(Recorded data)

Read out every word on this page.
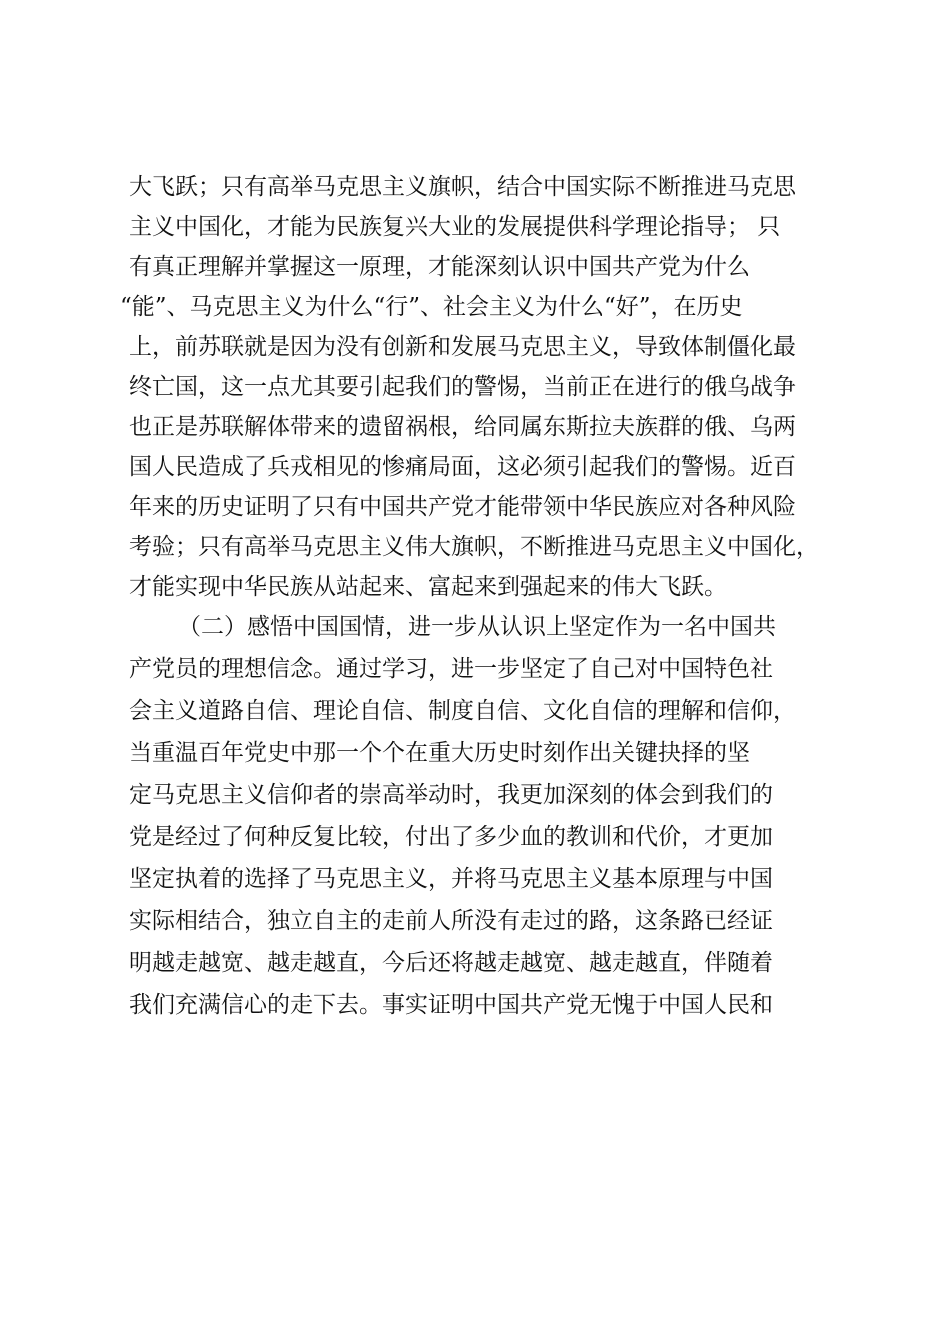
大飞跃；只有高举马克思主义旗帜，结合中国实际不断推进马克思
主义中国化，才能为民族复兴大业的发展提供科学理论指导； 只
有真正理解并掌握这一原理，才能深刻认识中国共产党为什么
“能”、马克思主义为什么“行”、社会主义为什么“好”，在历史
上，前苏联就是因为没有创新和发展马克思主义，导致体制僵化最
终亡国，这一点尤其要引起我们的警惕，当前正在进行的俄乌战争
也正是苏联解体带来的遗留祸根，给同属东斯拉夫族群的俄、乌两
国人民造成了兵戎相见的惨痛局面，这必须引起我们的警惕。近百
年来的历史证明了只有中国共产党才能带领中华民族应对各种风险
考验；只有高举马克思主义伟大旗帜，不断推进马克思主义中国化，
才能实现中华民族从站起来、富起来到强起来的伟大飞跃。
（二）感悟中国国情，进一步从认识上坚定作为一名中国共
产党员的理想信念。通过学习，进一步坚定了自己对中国特色社
会主义道路自信、理论自信、制度自信、文化自信的理解和信仰，
当重温百年党史中那一个个在重大历史时刻作出关键抉择的坚
定马克思主义信仰者的崇高举动时，我更加深刻的体会到我们的
党是经过了何种反复比较，付出了多少血的教训和代价，才更加
坚定执着的选择了马克思主义，并将马克思主义基本原理与中国
实际相结合，独立自主的走前人所没有走过的路，这条路已经证
明越走越宽、越走越直，今后还将越走越宽、越走越直，伴随着
我们充满信心的走下去。事实证明中国共产党无愧于中国人民和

__Exercise instructions__
Write the lines above out again exactly, without any of their pictures.

__Reply to the exercise__
Read out every word on this page.
大飞跃；只有高举马克思主义旗帜，结合中国实际不断推进马克思
主义中国化，才能为民族复兴大业的发展提供科学理论指导； 只
有真正理解并掌握这一原理，才能深刻认识中国共产党为什么
“能”、马克思主义为什么“行”、社会主义为什么“好”，在历史
上，前苏联就是因为没有创新和发展马克思主义，导致体制僵化最
终亡国，这一点尤其要引起我们的警惕，当前正在进行的俄乌战争
也正是苏联解体带来的遗留祸根，给同属东斯拉夫族群的俄、乌两
国人民造成了兵戎相见的惨痛局面，这必须引起我们的警惕。近百
年来的历史证明了只有中国共产党才能带领中华民族应对各种风险
考验；只有高举马克思主义伟大旗帜，不断推进马克思主义中国化，
才能实现中华民族从站起来、富起来到强起来的伟大飞跃。
（二）感悟中国国情，进一步从认识上坚定作为一名中国共
产党员的理想信念。通过学习，进一步坚定了自己对中国特色社
会主义道路自信、理论自信、制度自信、文化自信的理解和信仰，
当重温百年党史中那一个个在重大历史时刻作出关键抉择的坚
定马克思主义信仰者的崇高举动时，我更加深刻的体会到我们的
党是经过了何种反复比较，付出了多少血的教训和代价，才更加
坚定执着的选择了马克思主义，并将马克思主义基本原理与中国
实际相结合，独立自主的走前人所没有走过的路，这条路已经证
明越走越宽、越走越直，今后还将越走越宽、越走越直，伴随着
我们充满信心的走下去。事实证明中国共产党无愧于中国人民和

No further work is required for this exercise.